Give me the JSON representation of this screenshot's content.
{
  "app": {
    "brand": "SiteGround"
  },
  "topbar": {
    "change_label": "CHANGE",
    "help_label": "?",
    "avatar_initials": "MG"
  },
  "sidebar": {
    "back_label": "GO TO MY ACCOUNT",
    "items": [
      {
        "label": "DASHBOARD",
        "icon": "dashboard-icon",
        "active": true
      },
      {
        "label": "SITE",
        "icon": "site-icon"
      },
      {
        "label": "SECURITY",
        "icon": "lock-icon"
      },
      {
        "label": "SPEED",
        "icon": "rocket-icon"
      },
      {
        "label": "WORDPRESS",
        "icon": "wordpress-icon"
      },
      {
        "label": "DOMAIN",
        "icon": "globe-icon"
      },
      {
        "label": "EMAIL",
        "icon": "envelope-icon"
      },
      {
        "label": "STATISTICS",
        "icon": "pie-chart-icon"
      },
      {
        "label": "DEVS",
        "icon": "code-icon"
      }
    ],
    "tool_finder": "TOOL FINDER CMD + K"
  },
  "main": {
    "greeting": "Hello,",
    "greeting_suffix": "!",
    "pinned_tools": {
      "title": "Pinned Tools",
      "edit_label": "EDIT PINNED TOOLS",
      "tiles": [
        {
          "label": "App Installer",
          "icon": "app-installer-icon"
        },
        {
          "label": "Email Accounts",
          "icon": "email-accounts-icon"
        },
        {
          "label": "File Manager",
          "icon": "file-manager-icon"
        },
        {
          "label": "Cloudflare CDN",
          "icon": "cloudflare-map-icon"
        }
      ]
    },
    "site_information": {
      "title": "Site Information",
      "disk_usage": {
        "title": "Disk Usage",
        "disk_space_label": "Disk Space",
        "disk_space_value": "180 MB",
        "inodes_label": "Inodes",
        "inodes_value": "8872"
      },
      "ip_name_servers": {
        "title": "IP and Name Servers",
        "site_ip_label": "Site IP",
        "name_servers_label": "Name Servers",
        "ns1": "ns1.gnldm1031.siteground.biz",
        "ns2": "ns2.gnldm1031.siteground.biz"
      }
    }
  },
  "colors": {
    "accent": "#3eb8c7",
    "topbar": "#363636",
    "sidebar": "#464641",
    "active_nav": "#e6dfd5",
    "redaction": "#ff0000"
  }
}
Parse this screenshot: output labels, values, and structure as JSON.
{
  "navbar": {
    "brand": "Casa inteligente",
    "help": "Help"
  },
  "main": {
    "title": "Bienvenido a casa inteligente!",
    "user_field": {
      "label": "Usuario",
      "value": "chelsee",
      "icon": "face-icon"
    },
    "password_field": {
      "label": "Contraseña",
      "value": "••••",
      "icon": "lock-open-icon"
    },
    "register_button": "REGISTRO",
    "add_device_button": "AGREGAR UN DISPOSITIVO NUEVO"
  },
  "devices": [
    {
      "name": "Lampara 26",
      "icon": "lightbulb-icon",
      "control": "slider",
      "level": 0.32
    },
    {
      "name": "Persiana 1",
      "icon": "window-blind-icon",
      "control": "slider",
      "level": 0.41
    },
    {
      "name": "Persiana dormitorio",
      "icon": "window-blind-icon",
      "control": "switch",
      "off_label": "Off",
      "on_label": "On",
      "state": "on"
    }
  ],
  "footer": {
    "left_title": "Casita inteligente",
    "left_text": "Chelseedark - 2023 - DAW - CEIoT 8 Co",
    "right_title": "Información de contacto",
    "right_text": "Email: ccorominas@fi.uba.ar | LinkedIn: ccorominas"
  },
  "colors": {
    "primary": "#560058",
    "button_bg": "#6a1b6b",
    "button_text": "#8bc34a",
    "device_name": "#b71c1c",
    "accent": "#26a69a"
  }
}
-.-.-
◆ **Set task**
The data above must be returned in full, exactly as written.

◆ **Written solution**
Give me the JSON representation of this screenshot's content.
{
  "app": {
    "brand": "SiteGround"
  },
  "topbar": {
    "change_label": "CHANGE",
    "help_label": "?",
    "avatar_initials": "MG"
  },
  "sidebar": {
    "back_label": "GO TO MY ACCOUNT",
    "items": [
      {
        "label": "DASHBOARD",
        "icon": "dashboard-icon",
        "active": true
      },
      {
        "label": "SITE",
        "icon": "site-icon"
      },
      {
        "label": "SECURITY",
        "icon": "lock-icon"
      },
      {
        "label": "SPEED",
        "icon": "rocket-icon"
      },
      {
        "label": "WORDPRESS",
        "icon": "wordpress-icon"
      },
      {
        "label": "DOMAIN",
        "icon": "globe-icon"
      },
      {
        "label": "EMAIL",
        "icon": "envelope-icon"
      },
      {
        "label": "STATISTICS",
        "icon": "pie-chart-icon"
      },
      {
        "label": "DEVS",
        "icon": "code-icon"
      }
    ],
    "tool_finder": "TOOL FINDER CMD + K"
  },
  "main": {
    "greeting": "Hello,",
    "greeting_suffix": "!",
    "pinned_tools": {
      "title": "Pinned Tools",
      "edit_label": "EDIT PINNED TOOLS",
      "tiles": [
        {
          "label": "App Installer",
          "icon": "app-installer-icon"
        },
        {
          "label": "Email Accounts",
          "icon": "email-accounts-icon"
        },
        {
          "label": "File Manager",
          "icon": "file-manager-icon"
        },
        {
          "label": "Cloudflare CDN",
          "icon": "cloudflare-map-icon"
        }
      ]
    },
    "site_information": {
      "title": "Site Information",
      "disk_usage": {
        "title": "Disk Usage",
        "disk_space_label": "Disk Space",
        "disk_space_value": "180 MB",
        "inodes_label": "Inodes",
        "inodes_value": "8872"
      },
      "ip_name_servers": {
        "title": "IP and Name Servers",
        "site_ip_label": "Site IP",
        "name_servers_label": "Name Servers",
        "ns1": "ns1.gnldm1031.siteground.biz",
        "ns2": "ns2.gnldm1031.siteground.biz"
      }
    }
  },
  "colors": {
    "accent": "#3eb8c7",
    "topbar": "#363636",
    "sidebar": "#464641",
    "active_nav": "#e6dfd5",
    "redaction": "#ff0000"
  }
}
Parse this screenshot: output labels, values, and structure as JSON.
{
  "navbar": {
    "brand": "Casa inteligente",
    "help": "Help"
  },
  "main": {
    "title": "Bienvenido a casa inteligente!",
    "user_field": {
      "label": "Usuario",
      "value": "chelsee",
      "icon": "face-icon"
    },
    "password_field": {
      "label": "Contraseña",
      "value": "••••",
      "icon": "lock-open-icon"
    },
    "register_button": "REGISTRO",
    "add_device_button": "AGREGAR UN DISPOSITIVO NUEVO"
  },
  "devices": [
    {
      "name": "Lampara 26",
      "icon": "lightbulb-icon",
      "control": "slider",
      "level": 0.32
    },
    {
      "name": "Persiana 1",
      "icon": "window-blind-icon",
      "control": "slider",
      "level": 0.41
    },
    {
      "name": "Persiana dormitorio",
      "icon": "window-blind-icon",
      "control": "switch",
      "off_label": "Off",
      "on_label": "On",
      "state": "on"
    }
  ],
  "footer": {
    "left_title": "Casita inteligente",
    "left_text": "Chelseedark - 2023 - DAW - CEIoT 8 Co",
    "right_title": "Información de contacto",
    "right_text": "Email: ccorominas@fi.uba.ar | LinkedIn: ccorominas"
  },
  "colors": {
    "primary": "#560058",
    "button_bg": "#6a1b6b",
    "button_text": "#8bc34a",
    "device_name": "#b71c1c",
    "accent": "#26a69a"
  }
}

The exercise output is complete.